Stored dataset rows
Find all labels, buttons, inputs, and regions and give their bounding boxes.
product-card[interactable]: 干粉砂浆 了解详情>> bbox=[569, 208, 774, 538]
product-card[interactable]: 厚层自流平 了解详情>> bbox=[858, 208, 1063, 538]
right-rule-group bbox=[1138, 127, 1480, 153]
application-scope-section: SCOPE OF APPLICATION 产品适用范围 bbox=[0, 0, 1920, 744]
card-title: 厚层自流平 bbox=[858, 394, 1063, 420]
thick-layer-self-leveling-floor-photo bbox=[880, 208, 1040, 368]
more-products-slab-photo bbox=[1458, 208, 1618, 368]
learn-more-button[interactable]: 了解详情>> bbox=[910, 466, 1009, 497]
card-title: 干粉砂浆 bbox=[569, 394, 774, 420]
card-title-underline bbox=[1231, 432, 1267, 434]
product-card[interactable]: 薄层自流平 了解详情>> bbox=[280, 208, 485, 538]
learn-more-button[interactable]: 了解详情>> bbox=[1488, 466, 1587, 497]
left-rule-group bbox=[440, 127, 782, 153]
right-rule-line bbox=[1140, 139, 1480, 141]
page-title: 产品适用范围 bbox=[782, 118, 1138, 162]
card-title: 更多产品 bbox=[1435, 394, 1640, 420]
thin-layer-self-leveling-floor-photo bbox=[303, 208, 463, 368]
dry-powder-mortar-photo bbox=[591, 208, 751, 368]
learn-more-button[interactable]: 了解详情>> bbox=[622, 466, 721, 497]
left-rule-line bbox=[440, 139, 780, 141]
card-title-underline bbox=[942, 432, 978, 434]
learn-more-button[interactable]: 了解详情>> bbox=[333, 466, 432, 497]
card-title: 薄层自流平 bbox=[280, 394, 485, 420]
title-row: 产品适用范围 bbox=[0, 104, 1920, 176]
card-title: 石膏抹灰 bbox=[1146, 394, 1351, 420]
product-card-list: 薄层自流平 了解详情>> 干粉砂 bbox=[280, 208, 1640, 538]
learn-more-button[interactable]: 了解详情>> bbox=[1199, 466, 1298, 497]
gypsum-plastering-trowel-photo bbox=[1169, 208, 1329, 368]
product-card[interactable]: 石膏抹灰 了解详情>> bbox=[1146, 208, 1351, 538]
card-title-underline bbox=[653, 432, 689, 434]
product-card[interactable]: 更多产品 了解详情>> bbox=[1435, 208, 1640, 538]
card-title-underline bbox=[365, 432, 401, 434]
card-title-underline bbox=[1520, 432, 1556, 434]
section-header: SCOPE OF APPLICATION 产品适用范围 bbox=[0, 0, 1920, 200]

> _Goal_:
Pick out every row above that contains the string "layer" and copy each of those rows in full.

> _The result_:
thick-layer-self-leveling-floor-photo bbox=[880, 208, 1040, 368]
thin-layer-self-leveling-floor-photo bbox=[303, 208, 463, 368]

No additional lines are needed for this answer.